SET EXERCISE:
Reproduce each line of the material exactly, minus any picture.

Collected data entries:
++++++++++++++++++++

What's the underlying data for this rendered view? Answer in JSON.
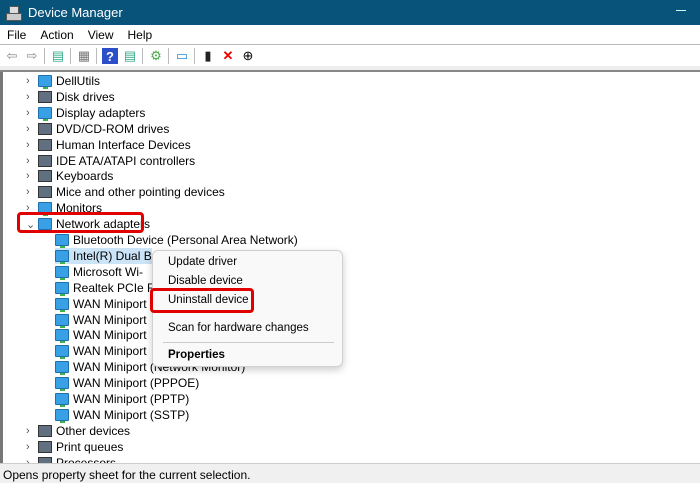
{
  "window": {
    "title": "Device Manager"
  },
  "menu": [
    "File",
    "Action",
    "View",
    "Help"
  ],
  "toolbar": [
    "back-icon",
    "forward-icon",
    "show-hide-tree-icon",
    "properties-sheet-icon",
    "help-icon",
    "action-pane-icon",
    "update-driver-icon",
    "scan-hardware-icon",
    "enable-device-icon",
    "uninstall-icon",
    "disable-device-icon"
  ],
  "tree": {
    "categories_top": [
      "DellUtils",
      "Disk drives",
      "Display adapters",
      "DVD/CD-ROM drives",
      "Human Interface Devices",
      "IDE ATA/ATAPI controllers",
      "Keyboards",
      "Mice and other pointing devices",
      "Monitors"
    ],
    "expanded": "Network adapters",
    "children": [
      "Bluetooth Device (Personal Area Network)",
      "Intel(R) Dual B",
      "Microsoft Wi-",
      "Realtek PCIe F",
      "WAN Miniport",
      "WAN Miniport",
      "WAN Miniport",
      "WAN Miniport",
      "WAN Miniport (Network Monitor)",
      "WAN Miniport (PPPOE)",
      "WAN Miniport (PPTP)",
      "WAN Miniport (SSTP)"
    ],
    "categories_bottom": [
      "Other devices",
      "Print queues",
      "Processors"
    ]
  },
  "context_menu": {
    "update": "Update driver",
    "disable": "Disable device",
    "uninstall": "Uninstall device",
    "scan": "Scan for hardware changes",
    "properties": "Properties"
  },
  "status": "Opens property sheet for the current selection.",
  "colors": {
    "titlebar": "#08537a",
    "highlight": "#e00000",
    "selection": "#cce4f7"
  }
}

++++++++++++++++++++

WRITTEN RESPONSE:
What's the underlying data for this rendered view? Answer in JSON.
{
  "window": {
    "title": "Device Manager"
  },
  "menu": [
    "File",
    "Action",
    "View",
    "Help"
  ],
  "toolbar": [
    "back-icon",
    "forward-icon",
    "show-hide-tree-icon",
    "properties-sheet-icon",
    "help-icon",
    "action-pane-icon",
    "update-driver-icon",
    "scan-hardware-icon",
    "enable-device-icon",
    "uninstall-icon",
    "disable-device-icon"
  ],
  "tree": {
    "categories_top": [
      "DellUtils",
      "Disk drives",
      "Display adapters",
      "DVD/CD-ROM drives",
      "Human Interface Devices",
      "IDE ATA/ATAPI controllers",
      "Keyboards",
      "Mice and other pointing devices",
      "Monitors"
    ],
    "expanded": "Network adapters",
    "children": [
      "Bluetooth Device (Personal Area Network)",
      "Intel(R) Dual B",
      "Microsoft Wi-",
      "Realtek PCIe F",
      "WAN Miniport",
      "WAN Miniport",
      "WAN Miniport",
      "WAN Miniport",
      "WAN Miniport (Network Monitor)",
      "WAN Miniport (PPPOE)",
      "WAN Miniport (PPTP)",
      "WAN Miniport (SSTP)"
    ],
    "categories_bottom": [
      "Other devices",
      "Print queues",
      "Processors"
    ]
  },
  "context_menu": {
    "update": "Update driver",
    "disable": "Disable device",
    "uninstall": "Uninstall device",
    "scan": "Scan for hardware changes",
    "properties": "Properties"
  },
  "status": "Opens property sheet for the current selection.",
  "colors": {
    "titlebar": "#08537a",
    "highlight": "#e00000",
    "selection": "#cce4f7"
  }
}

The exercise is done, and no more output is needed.